Records that describe figures
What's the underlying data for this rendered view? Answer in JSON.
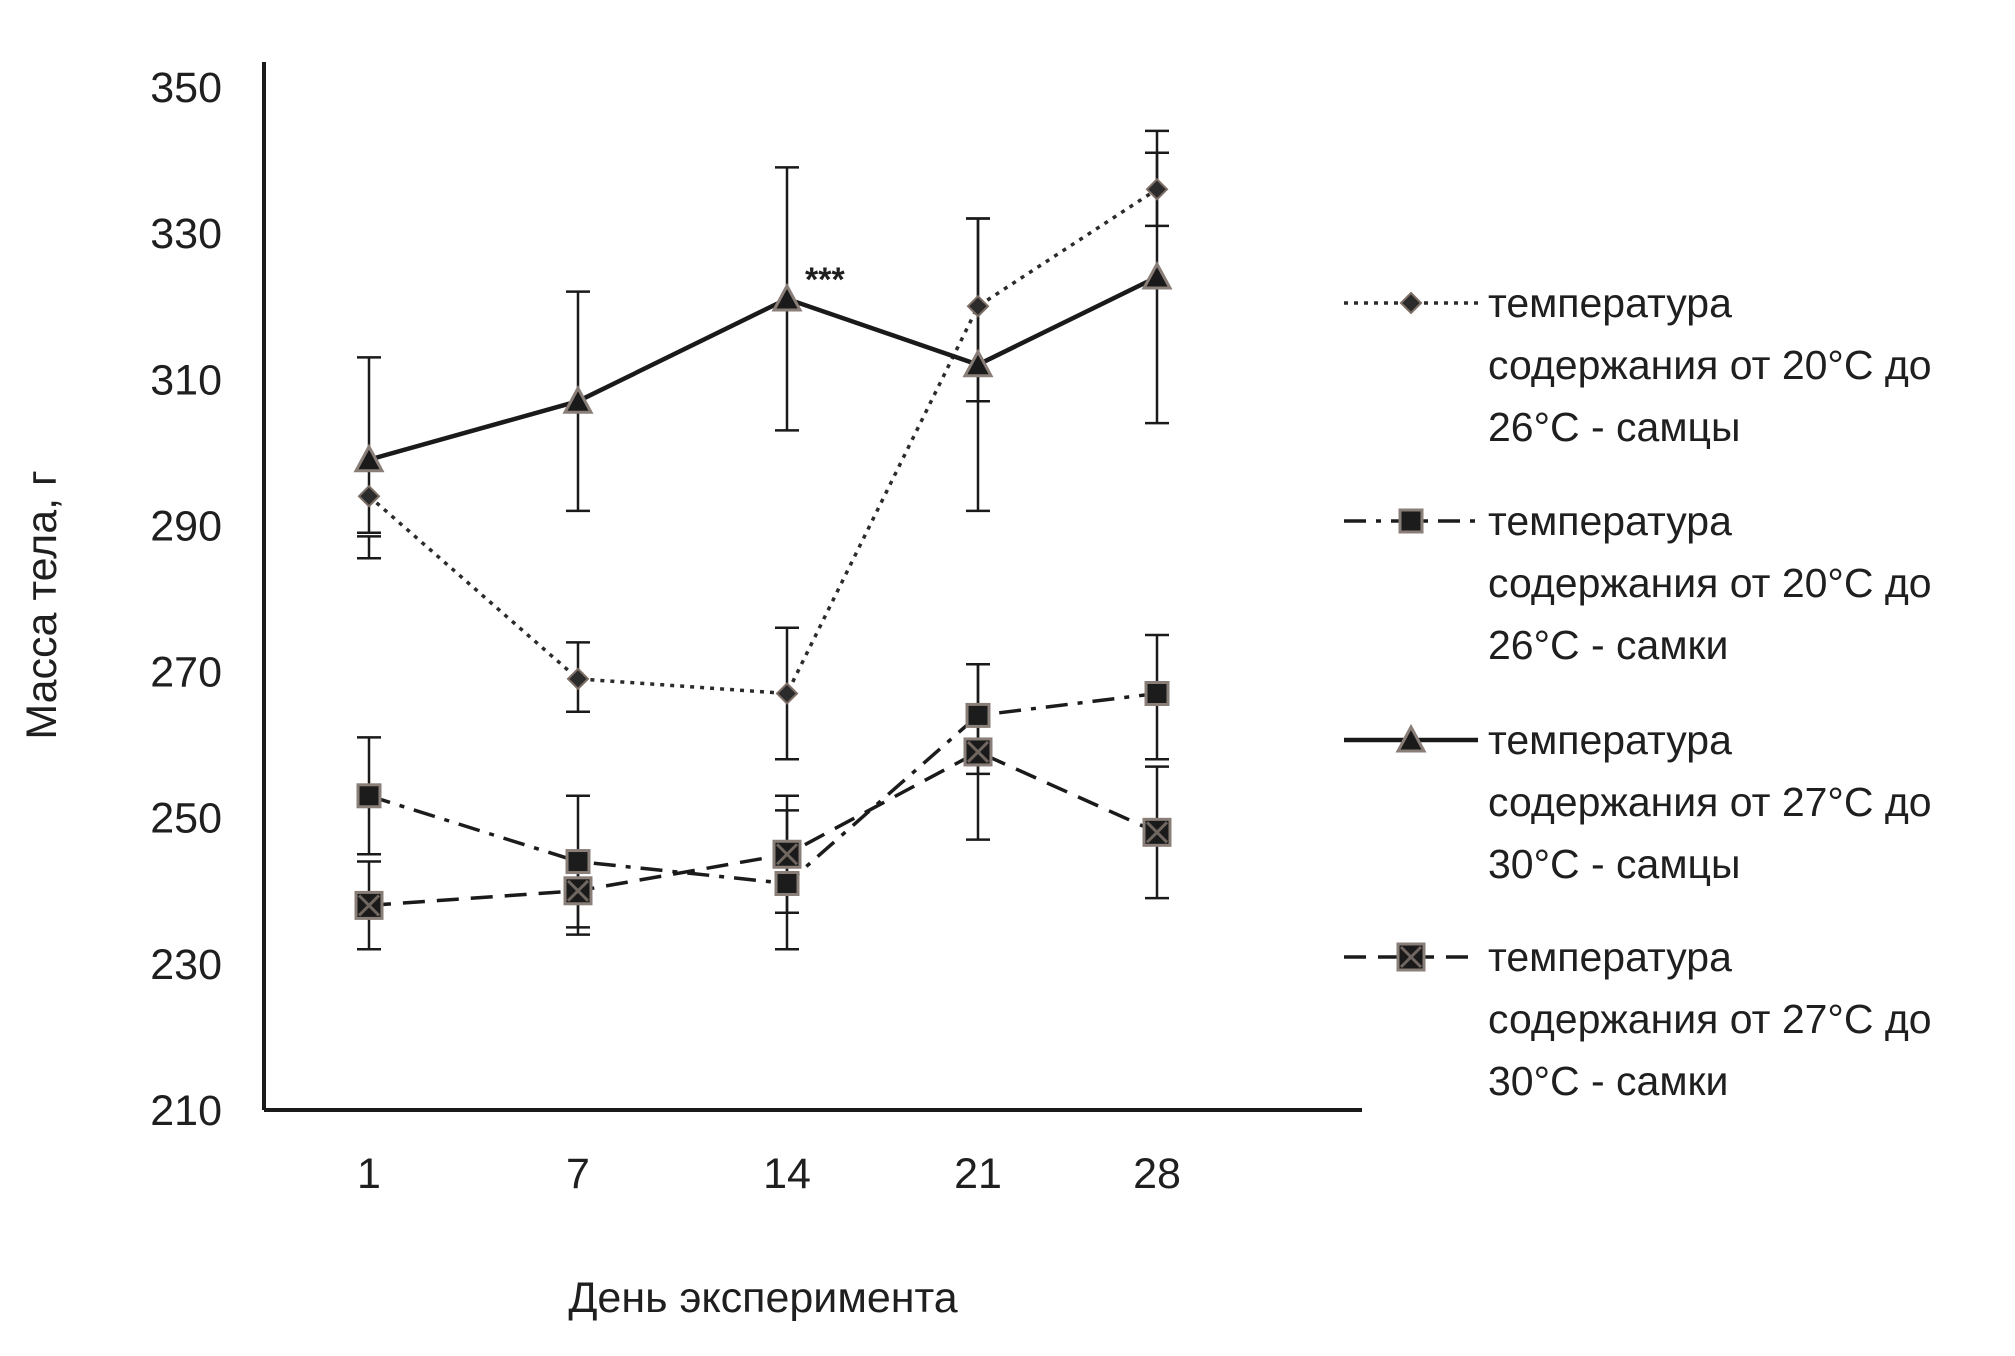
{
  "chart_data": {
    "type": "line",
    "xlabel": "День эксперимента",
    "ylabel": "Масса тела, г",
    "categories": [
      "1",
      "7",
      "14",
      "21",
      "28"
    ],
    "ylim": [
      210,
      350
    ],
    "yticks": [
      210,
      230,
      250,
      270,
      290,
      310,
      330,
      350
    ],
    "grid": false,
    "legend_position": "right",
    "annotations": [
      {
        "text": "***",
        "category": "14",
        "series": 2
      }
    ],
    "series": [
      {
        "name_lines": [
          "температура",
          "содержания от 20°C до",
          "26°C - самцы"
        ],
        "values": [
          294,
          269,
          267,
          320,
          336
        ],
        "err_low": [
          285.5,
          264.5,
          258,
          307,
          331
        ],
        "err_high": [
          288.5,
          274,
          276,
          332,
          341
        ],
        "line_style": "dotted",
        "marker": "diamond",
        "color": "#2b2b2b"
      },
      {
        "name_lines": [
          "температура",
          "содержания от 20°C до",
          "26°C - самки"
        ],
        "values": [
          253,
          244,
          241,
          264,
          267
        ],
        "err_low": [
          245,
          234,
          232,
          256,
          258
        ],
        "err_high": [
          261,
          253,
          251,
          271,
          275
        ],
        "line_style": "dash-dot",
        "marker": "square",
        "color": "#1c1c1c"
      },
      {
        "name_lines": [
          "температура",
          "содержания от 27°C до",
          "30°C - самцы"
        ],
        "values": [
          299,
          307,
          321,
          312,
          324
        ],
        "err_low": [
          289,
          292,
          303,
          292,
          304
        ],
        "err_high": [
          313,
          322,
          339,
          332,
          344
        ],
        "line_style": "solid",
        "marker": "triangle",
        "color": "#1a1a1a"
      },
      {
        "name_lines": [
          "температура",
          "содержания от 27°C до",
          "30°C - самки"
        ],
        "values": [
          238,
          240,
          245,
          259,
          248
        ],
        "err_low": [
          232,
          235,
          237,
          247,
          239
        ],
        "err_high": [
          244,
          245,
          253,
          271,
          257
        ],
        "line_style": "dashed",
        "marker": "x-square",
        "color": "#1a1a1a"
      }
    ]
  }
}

REQUEST >> Print every record above exactly as written, leaving out the pictures.

TASK RESULT >>
What's the underlying data for this rendered view? Answer in JSON.
{
  "chart_data": {
    "type": "line",
    "xlabel": "День эксперимента",
    "ylabel": "Масса тела, г",
    "categories": [
      "1",
      "7",
      "14",
      "21",
      "28"
    ],
    "ylim": [
      210,
      350
    ],
    "yticks": [
      210,
      230,
      250,
      270,
      290,
      310,
      330,
      350
    ],
    "grid": false,
    "legend_position": "right",
    "annotations": [
      {
        "text": "***",
        "category": "14",
        "series": 2
      }
    ],
    "series": [
      {
        "name_lines": [
          "температура",
          "содержания от 20°C до",
          "26°C - самцы"
        ],
        "values": [
          294,
          269,
          267,
          320,
          336
        ],
        "err_low": [
          285.5,
          264.5,
          258,
          307,
          331
        ],
        "err_high": [
          288.5,
          274,
          276,
          332,
          341
        ],
        "line_style": "dotted",
        "marker": "diamond",
        "color": "#2b2b2b"
      },
      {
        "name_lines": [
          "температура",
          "содержания от 20°C до",
          "26°C - самки"
        ],
        "values": [
          253,
          244,
          241,
          264,
          267
        ],
        "err_low": [
          245,
          234,
          232,
          256,
          258
        ],
        "err_high": [
          261,
          253,
          251,
          271,
          275
        ],
        "line_style": "dash-dot",
        "marker": "square",
        "color": "#1c1c1c"
      },
      {
        "name_lines": [
          "температура",
          "содержания от 27°C до",
          "30°C - самцы"
        ],
        "values": [
          299,
          307,
          321,
          312,
          324
        ],
        "err_low": [
          289,
          292,
          303,
          292,
          304
        ],
        "err_high": [
          313,
          322,
          339,
          332,
          344
        ],
        "line_style": "solid",
        "marker": "triangle",
        "color": "#1a1a1a"
      },
      {
        "name_lines": [
          "температура",
          "содержания от 27°C до",
          "30°C - самки"
        ],
        "values": [
          238,
          240,
          245,
          259,
          248
        ],
        "err_low": [
          232,
          235,
          237,
          247,
          239
        ],
        "err_high": [
          244,
          245,
          253,
          271,
          257
        ],
        "line_style": "dashed",
        "marker": "x-square",
        "color": "#1a1a1a"
      }
    ]
  }
}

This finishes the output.